Search the material for the string "title" and copy each line where it occurs.

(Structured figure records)
===

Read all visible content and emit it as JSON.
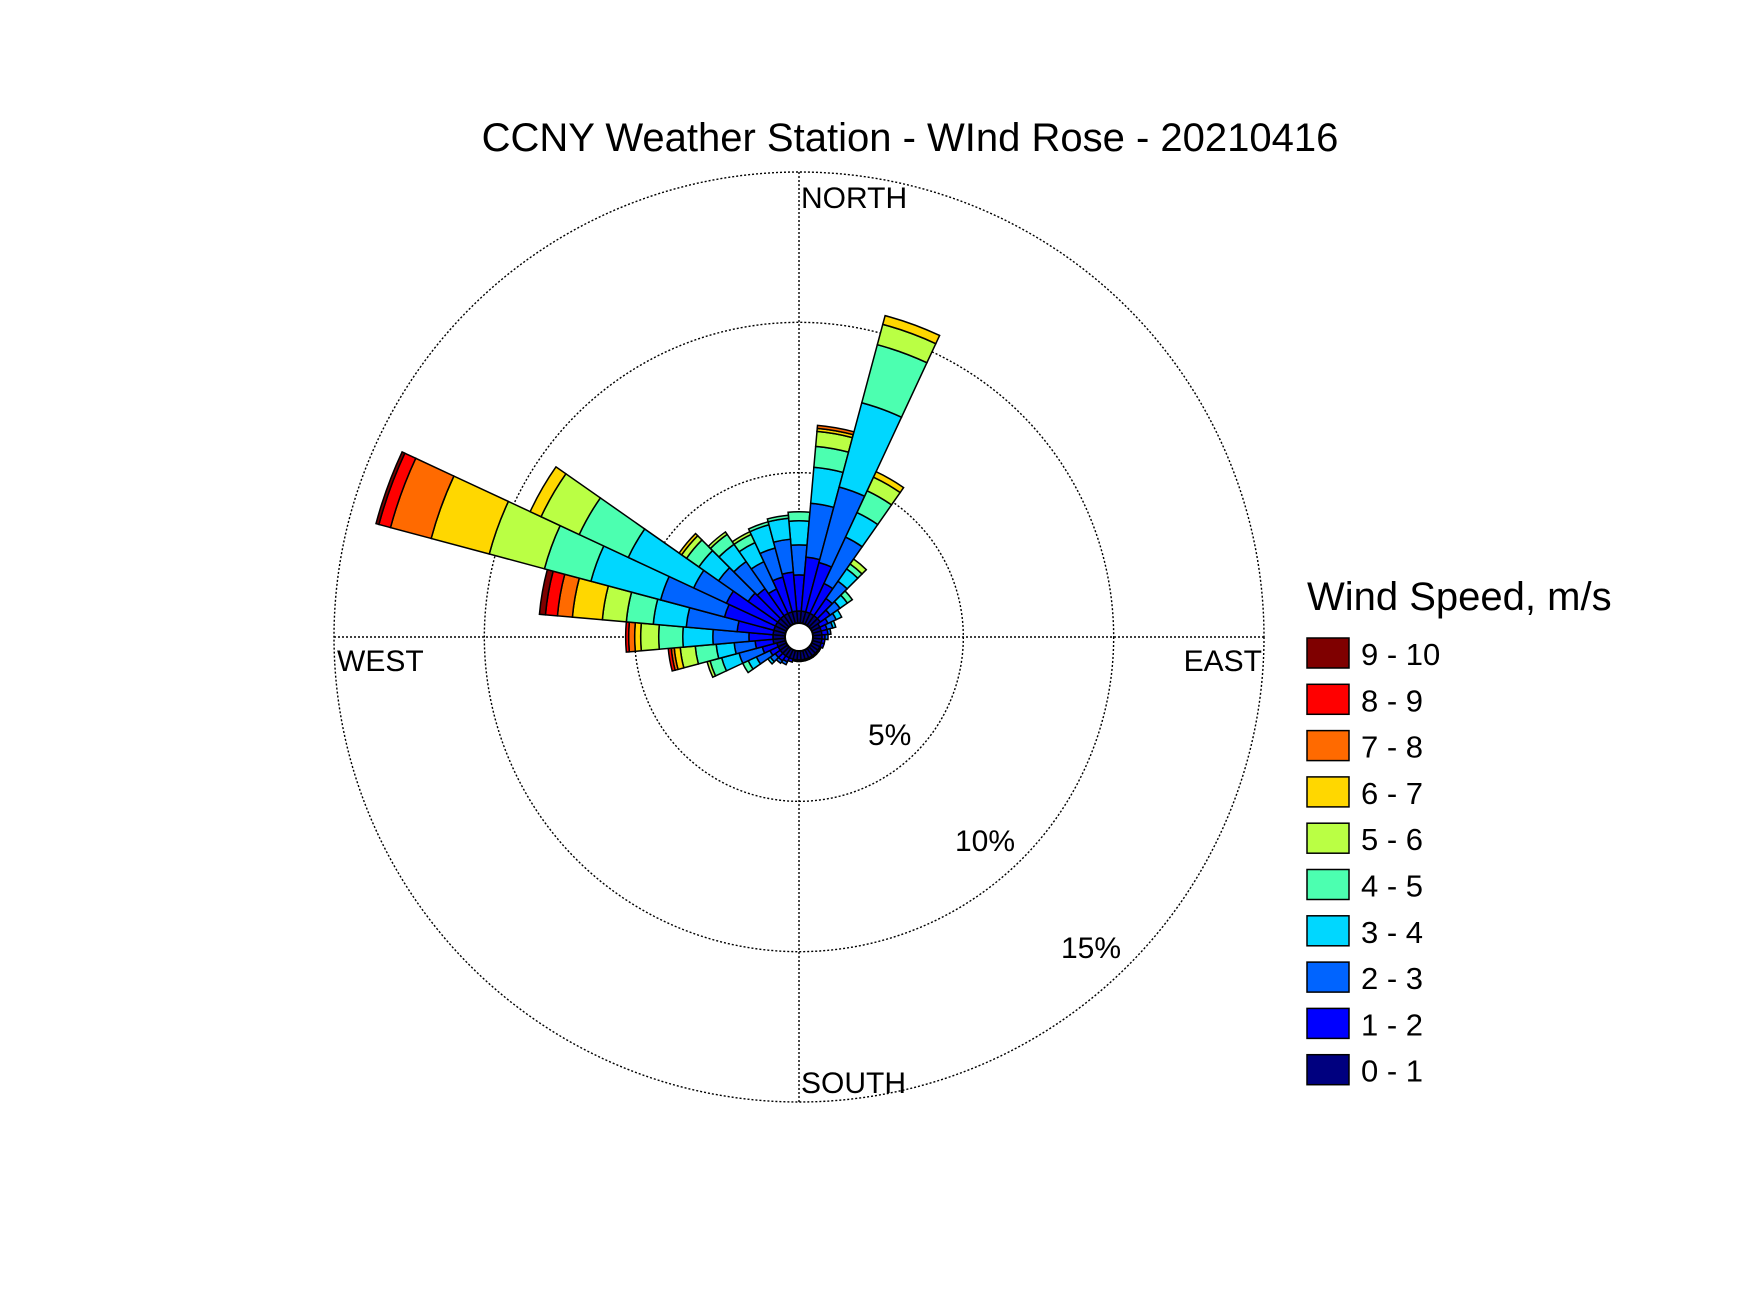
{
  "chart_data": {
    "type": "wind-rose",
    "title": "CCNY Weather Station - WInd Rose - 20210416",
    "direction_labels": {
      "north": "NORTH",
      "east": "EAST",
      "south": "SOUTH",
      "west": "WEST"
    },
    "radial_tick_labels": [
      "5%",
      "10%",
      "15%"
    ],
    "radial_ticks": [
      5,
      10,
      15
    ],
    "rmax": 15,
    "sector_width_deg": 10,
    "legend": {
      "title": "Wind Speed, m/s",
      "placement": "right",
      "bins": [
        "0 - 1",
        "1 - 2",
        "2 - 3",
        "3 - 4",
        "4 - 5",
        "5 - 6",
        "6 - 7",
        "7 - 8",
        "8 - 9",
        "9 - 10"
      ],
      "colors": [
        "#00007F",
        "#0000FF",
        "#0064FF",
        "#00D7FF",
        "#4CFFB0",
        "#BAFF44",
        "#FFD700",
        "#FF6A00",
        "#FF0000",
        "#7F0000"
      ]
    },
    "sectors": [
      {
        "direction": 0,
        "cumulative": [
          0.4,
          1.6,
          2.6,
          3.4,
          3.7
        ]
      },
      {
        "direction": 10,
        "cumulative": [
          0.4,
          2.2,
          4.0,
          5.2,
          5.9,
          6.4,
          6.5,
          6.6
        ]
      },
      {
        "direction": 20,
        "cumulative": [
          0.4,
          2.1,
          4.7,
          7.6,
          9.6,
          10.3,
          10.6
        ]
      },
      {
        "direction": 30,
        "cumulative": [
          0.4,
          1.5,
          3.2,
          4.1,
          4.9,
          5.4,
          5.6
        ]
      },
      {
        "direction": 40,
        "cumulative": [
          0.4,
          1.1,
          1.8,
          2.3,
          2.5,
          2.7
        ]
      },
      {
        "direction": 50,
        "cumulative": [
          0.4,
          0.8,
          1.2,
          1.5,
          1.7
        ]
      },
      {
        "direction": 60,
        "cumulative": [
          0.3,
          0.6,
          0.9,
          1.1
        ]
      },
      {
        "direction": 70,
        "cumulative": [
          0.3,
          0.5,
          0.7,
          0.8
        ]
      },
      {
        "direction": 80,
        "cumulative": [
          0.3,
          0.5,
          0.6
        ]
      },
      {
        "direction": 90,
        "cumulative": [
          0.3,
          0.4,
          0.5
        ]
      },
      {
        "direction": 100,
        "cumulative": [
          0.3,
          0.4
        ]
      },
      {
        "direction": 110,
        "cumulative": [
          0.3,
          0.4
        ]
      },
      {
        "direction": 120,
        "cumulative": [
          0.3,
          0.35
        ]
      },
      {
        "direction": 130,
        "cumulative": [
          0.3,
          0.35
        ]
      },
      {
        "direction": 140,
        "cumulative": [
          0.3,
          0.35
        ]
      },
      {
        "direction": 150,
        "cumulative": [
          0.3,
          0.35
        ]
      },
      {
        "direction": 160,
        "cumulative": [
          0.3,
          0.35
        ]
      },
      {
        "direction": 170,
        "cumulative": [
          0.3,
          0.35
        ]
      },
      {
        "direction": 180,
        "cumulative": [
          0.3,
          0.35
        ]
      },
      {
        "direction": 190,
        "cumulative": [
          0.3,
          0.35
        ]
      },
      {
        "direction": 200,
        "cumulative": [
          0.3,
          0.4
        ]
      },
      {
        "direction": 210,
        "cumulative": [
          0.3,
          0.45,
          0.55
        ]
      },
      {
        "direction": 220,
        "cumulative": [
          0.3,
          0.5,
          0.6
        ]
      },
      {
        "direction": 230,
        "cumulative": [
          0.3,
          0.5,
          0.7,
          0.8
        ]
      },
      {
        "direction": 240,
        "cumulative": [
          0.3,
          0.6,
          1.1,
          1.4,
          1.6
        ]
      },
      {
        "direction": 250,
        "cumulative": [
          0.3,
          0.8,
          1.6,
          2.2,
          2.6,
          2.7
        ]
      },
      {
        "direction": 260,
        "cumulative": [
          0.4,
          1.0,
          1.7,
          2.3,
          3.0,
          3.5,
          3.7,
          3.8,
          3.9
        ]
      },
      {
        "direction": 270,
        "cumulative": [
          0.4,
          1.2,
          2.4,
          3.4,
          4.2,
          4.8,
          5.0,
          5.2,
          5.3
        ]
      },
      {
        "direction": 280,
        "cumulative": [
          0.4,
          1.6,
          3.3,
          4.4,
          5.3,
          6.1,
          7.1,
          7.6,
          8.0,
          8.2
        ]
      },
      {
        "direction": 290,
        "cumulative": [
          0.4,
          2.1,
          4.3,
          6.7,
          8.3,
          10.2,
          12.2,
          13.6,
          14.0,
          14.1
        ]
      },
      {
        "direction": 300,
        "cumulative": [
          0.4,
          2.2,
          3.4,
          5.8,
          7.6,
          9.0,
          9.4
        ]
      },
      {
        "direction": 310,
        "cumulative": [
          0.4,
          1.6,
          2.8,
          3.6,
          4.1,
          4.3,
          4.4
        ]
      },
      {
        "direction": 320,
        "cumulative": [
          0.4,
          1.5,
          2.6,
          3.3,
          3.7,
          3.8
        ]
      },
      {
        "direction": 330,
        "cumulative": [
          0.4,
          1.3,
          2.3,
          3.0,
          3.3,
          3.4
        ]
      },
      {
        "direction": 340,
        "cumulative": [
          0.4,
          1.6,
          2.6,
          3.4,
          3.5
        ]
      },
      {
        "direction": 350,
        "cumulative": [
          0.4,
          1.7,
          2.8,
          3.5,
          3.6
        ]
      }
    ]
  }
}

===

* **OUTPUT OF THE EXERCISE**:
    "title": "CCNY Weather Station - WInd Rose - 20210416",
      "title": "Wind Speed, m/s",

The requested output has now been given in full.